Problem requirements —
Tally the lines in the listing below that include "由相关部室专人分类". Answer with the count and nothing more.

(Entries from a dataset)
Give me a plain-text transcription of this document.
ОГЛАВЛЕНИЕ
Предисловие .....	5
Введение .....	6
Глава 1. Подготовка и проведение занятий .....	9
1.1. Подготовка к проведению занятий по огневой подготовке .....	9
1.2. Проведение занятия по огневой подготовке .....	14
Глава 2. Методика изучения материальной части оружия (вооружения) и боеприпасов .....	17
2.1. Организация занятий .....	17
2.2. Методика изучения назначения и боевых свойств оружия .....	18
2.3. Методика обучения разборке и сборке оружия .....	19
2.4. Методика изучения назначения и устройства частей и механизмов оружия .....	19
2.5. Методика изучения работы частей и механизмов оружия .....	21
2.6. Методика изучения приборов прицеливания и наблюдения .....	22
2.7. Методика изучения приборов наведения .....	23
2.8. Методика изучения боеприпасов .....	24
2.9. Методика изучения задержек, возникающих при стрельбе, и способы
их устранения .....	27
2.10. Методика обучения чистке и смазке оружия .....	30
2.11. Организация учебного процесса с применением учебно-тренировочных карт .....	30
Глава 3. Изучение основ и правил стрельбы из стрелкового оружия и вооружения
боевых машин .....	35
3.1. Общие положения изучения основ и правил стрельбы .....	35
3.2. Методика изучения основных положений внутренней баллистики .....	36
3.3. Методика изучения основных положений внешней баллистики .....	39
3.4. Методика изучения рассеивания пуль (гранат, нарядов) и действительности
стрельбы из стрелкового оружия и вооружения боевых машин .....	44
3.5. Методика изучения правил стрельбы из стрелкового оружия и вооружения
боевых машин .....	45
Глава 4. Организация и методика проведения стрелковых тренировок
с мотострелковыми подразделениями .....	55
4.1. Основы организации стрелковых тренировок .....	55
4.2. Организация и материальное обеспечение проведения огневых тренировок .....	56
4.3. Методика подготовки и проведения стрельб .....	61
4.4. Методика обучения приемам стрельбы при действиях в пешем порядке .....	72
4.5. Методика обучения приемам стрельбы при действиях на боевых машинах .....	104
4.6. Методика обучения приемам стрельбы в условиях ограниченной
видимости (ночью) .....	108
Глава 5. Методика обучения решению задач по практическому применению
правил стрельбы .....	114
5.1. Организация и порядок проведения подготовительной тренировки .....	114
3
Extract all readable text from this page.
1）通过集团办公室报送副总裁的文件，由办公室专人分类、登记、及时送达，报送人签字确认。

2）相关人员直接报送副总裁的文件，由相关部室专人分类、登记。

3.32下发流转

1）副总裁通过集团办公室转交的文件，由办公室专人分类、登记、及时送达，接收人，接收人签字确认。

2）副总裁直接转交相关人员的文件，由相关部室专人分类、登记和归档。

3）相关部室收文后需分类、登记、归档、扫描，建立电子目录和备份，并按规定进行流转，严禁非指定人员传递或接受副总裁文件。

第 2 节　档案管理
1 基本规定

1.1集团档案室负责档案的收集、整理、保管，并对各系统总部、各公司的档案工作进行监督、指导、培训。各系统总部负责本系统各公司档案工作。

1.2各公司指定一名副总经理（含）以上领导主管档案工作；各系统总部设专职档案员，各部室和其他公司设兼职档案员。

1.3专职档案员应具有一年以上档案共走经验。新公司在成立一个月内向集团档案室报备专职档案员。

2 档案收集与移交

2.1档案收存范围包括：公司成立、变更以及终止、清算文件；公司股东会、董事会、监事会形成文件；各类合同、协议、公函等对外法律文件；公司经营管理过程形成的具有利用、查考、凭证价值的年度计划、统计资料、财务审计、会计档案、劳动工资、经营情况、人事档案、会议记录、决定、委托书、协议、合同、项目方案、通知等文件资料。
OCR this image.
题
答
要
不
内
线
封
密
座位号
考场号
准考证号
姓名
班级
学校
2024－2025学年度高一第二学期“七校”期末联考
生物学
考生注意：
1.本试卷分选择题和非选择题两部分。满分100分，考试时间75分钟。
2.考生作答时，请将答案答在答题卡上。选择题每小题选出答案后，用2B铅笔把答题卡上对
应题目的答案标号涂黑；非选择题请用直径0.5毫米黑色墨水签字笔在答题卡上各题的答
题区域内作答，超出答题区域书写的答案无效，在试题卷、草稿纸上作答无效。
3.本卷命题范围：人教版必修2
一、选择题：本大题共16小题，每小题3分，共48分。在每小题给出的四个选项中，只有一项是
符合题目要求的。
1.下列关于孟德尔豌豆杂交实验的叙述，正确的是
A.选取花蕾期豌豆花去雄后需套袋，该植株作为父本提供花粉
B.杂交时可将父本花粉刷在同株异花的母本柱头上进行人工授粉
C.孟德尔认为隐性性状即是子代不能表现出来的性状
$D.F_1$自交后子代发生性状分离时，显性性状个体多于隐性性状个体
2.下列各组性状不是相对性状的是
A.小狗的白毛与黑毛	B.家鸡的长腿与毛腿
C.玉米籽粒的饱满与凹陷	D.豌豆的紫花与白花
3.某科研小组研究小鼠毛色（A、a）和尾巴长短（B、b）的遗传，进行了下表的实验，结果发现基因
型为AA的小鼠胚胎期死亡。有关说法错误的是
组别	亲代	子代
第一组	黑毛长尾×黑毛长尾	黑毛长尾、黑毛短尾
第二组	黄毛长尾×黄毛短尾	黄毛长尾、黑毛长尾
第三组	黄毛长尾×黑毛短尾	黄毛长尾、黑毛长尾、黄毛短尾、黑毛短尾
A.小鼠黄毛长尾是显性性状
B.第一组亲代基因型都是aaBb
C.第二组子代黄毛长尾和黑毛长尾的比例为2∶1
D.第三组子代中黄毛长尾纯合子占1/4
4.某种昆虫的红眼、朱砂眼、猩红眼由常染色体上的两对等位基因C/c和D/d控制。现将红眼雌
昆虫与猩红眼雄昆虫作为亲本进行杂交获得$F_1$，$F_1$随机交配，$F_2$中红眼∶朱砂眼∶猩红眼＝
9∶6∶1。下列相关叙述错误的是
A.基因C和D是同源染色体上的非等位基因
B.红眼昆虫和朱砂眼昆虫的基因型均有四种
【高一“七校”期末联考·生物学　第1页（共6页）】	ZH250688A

The solution —
2